• **Source text**:
++++++

Norway is the longest country in Europe - and with over 60,000 miles of coastline and endless countryside to explore, it should come as no surprise that this Scandinavian nation offers an abundance of places, attractions, and activities to enjoy. The towering mountains, dramatic fjords, arctic tundra, and historic towns draw travelers from around the world. From the reindeer of Finnmark to metropolitan Oslo, you'll find that each of the country's many regions has unique features that make them all worth a visit. Read on to learn more about Norway's top ten regions, listed in no particular order.
The capital and cultural hub of the country, Oslo is a must-see on any Norwegian itinerary. Most visitors are shocked to find how small and walkable the city is, but that’s not to say there isn’t plenty to do. The standout attractions include the Viking Ship Museum, which houses the world’s best-preserved Viking ship, as well as the National Gallery, where Edvard Munch’s expressionist masterpiece “The Scream” still hangs. Families will want to visit the Oslo Reptilpark (Reptile Park), an homage to all things small and scaly, and a favorite with kids.
If you happen to have pleasant weather, then a stop at the Vigeland Sculpture Park is well worth the time. The gardens here are peaceful and lush, making it as much a local picnic spot as an art fixture. For those a bit more daring, the Holmenkollen Ski Jump now lets visitors experience the full effect of ski jumping by ziplining nearly 1200 feet from top to bottom.
2. Bergen and the Sognefjord
Appropriately dubbed the gateway to the fjords, Bergen is arguably Norway’s most historically significant city. Back in its founding days, it served as an immensely important German trading port and, despite having burned down several times, the wharf maintains a distinctly German feel. Guests can literally taste history in the form of salted dried cod with a visit to the Hanseatic Museum or take in the breathtaking views during the cable car ride to the top of Mount Floyen.

++++++

• **Record extracts**:
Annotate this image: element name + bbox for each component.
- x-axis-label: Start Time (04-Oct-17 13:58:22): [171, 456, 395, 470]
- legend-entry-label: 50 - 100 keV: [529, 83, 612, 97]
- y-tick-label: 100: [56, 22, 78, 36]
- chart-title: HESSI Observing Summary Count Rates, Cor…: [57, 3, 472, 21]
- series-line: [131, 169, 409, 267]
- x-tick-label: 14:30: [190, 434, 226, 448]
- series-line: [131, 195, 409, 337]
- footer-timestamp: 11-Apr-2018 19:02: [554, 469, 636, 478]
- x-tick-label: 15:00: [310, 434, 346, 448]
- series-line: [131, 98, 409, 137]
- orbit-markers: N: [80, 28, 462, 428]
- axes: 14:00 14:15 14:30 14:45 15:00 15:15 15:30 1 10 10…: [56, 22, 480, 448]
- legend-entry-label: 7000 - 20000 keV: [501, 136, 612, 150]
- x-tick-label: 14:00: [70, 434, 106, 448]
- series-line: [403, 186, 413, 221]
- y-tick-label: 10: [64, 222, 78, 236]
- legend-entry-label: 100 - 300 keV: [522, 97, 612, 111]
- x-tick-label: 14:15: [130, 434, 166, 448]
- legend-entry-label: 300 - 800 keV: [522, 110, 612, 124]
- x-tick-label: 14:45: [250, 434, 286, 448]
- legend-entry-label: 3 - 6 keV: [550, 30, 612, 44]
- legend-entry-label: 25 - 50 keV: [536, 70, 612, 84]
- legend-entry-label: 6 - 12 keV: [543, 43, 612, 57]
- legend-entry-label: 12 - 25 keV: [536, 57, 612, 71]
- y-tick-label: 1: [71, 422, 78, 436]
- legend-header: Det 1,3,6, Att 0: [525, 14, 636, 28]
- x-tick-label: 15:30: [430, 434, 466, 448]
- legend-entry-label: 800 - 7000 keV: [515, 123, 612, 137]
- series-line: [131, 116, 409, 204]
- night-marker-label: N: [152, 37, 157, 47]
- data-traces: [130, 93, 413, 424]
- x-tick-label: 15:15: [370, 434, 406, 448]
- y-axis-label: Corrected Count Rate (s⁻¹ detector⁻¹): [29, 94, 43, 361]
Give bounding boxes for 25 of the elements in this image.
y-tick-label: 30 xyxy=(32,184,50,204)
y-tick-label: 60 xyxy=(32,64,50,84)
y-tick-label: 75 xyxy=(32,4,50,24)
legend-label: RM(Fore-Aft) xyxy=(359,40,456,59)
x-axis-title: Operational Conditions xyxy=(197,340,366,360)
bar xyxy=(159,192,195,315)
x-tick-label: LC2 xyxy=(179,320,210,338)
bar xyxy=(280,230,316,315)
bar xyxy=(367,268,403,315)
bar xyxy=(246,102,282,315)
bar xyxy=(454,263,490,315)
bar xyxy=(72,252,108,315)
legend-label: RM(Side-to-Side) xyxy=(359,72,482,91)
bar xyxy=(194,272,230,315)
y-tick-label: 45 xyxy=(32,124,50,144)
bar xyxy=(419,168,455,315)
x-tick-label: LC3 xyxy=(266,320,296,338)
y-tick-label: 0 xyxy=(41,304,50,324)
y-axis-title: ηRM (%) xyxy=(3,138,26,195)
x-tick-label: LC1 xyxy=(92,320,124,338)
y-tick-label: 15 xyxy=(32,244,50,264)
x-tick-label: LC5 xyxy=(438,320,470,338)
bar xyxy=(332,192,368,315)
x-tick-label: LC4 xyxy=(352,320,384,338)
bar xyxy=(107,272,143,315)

++++++

• **Prompt 1**:
In the text on Norway's top regions, what does the Viking Ship Museum in Oslo house?
• **Prompt 2**:
Continue the text on Norway's top regions from the point where it stops.

• **Task output 1**:
The world's best-preserved Viking ship.

• **Task output 2**:
Just outside the city, though, lies the impressive Sognefjord. Norway’s deepest and longest fjord, pictures don’t even come close to capturing the beauty that the crystal clear waters, striking cliffs, and varied sea life come together to create. Do not leave without taking at least a brief boat ride, as nothing compares to seeing this area from the water.
3. Alesund and the Geirangerfjord
Anyone with an interest in art or architecture will find Alesund completely mesmerizing. Though not always a common stop on your standard itinerary, this quaint city is rapidly gaining notoriety as the perfect meeting of Norwegian culture and nature. Famous for its stunning art nouveau architecture, the colorful and distinct buildings line the easily walkable downtown.
If you want the most picturesque view though, be sure to head to Fjellstua. The 418 steps are absolutely worth it! Perhaps even more appealing to visitors is the fact that Alesund is a short jaunt (two hours or so) from Norway’s most iconic fjord, the Geirangerfjord. Now a UNESCO World Heritage site, the fjord is dotted with wondrous waterfalls and historic mountain farms. And whether you bike, kayak, or simply hike through the area, it never fails to impress.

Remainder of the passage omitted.